◆ Job:
Each line that holds the word "finansowe" counts once; give the total number of such lines and nothing else.
▬▬▬▬▬▬
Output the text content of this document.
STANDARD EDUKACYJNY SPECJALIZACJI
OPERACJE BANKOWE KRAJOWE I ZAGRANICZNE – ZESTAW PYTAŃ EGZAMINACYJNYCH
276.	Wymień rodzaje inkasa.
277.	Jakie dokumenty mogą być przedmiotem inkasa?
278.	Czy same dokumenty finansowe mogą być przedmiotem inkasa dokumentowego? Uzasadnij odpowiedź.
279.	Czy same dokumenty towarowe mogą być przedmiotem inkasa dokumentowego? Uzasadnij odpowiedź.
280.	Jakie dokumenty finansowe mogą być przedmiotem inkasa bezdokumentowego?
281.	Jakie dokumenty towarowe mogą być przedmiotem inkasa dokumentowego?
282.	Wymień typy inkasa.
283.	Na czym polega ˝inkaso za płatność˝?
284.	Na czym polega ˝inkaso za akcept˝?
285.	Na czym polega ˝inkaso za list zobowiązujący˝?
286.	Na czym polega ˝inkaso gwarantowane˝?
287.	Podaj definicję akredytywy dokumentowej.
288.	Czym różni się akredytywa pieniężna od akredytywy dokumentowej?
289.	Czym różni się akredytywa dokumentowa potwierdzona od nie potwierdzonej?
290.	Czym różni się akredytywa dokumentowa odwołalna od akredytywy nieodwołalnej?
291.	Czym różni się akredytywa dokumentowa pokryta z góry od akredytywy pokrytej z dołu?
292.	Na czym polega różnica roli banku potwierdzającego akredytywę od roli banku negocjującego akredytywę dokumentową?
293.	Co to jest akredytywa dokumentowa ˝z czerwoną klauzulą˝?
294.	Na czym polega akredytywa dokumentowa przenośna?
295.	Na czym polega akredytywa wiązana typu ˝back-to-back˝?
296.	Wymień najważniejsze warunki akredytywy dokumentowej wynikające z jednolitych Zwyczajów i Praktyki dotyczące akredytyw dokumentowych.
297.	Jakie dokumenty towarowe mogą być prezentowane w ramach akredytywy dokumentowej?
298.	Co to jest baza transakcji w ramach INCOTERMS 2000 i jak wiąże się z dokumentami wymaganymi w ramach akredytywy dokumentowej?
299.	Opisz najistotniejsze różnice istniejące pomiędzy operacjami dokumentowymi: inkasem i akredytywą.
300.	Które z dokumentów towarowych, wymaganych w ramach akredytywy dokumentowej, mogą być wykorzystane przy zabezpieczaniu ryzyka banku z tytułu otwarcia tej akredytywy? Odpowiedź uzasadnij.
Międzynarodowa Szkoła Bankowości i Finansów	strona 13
▬▬▬▬▬▬
◆ Right answer:
2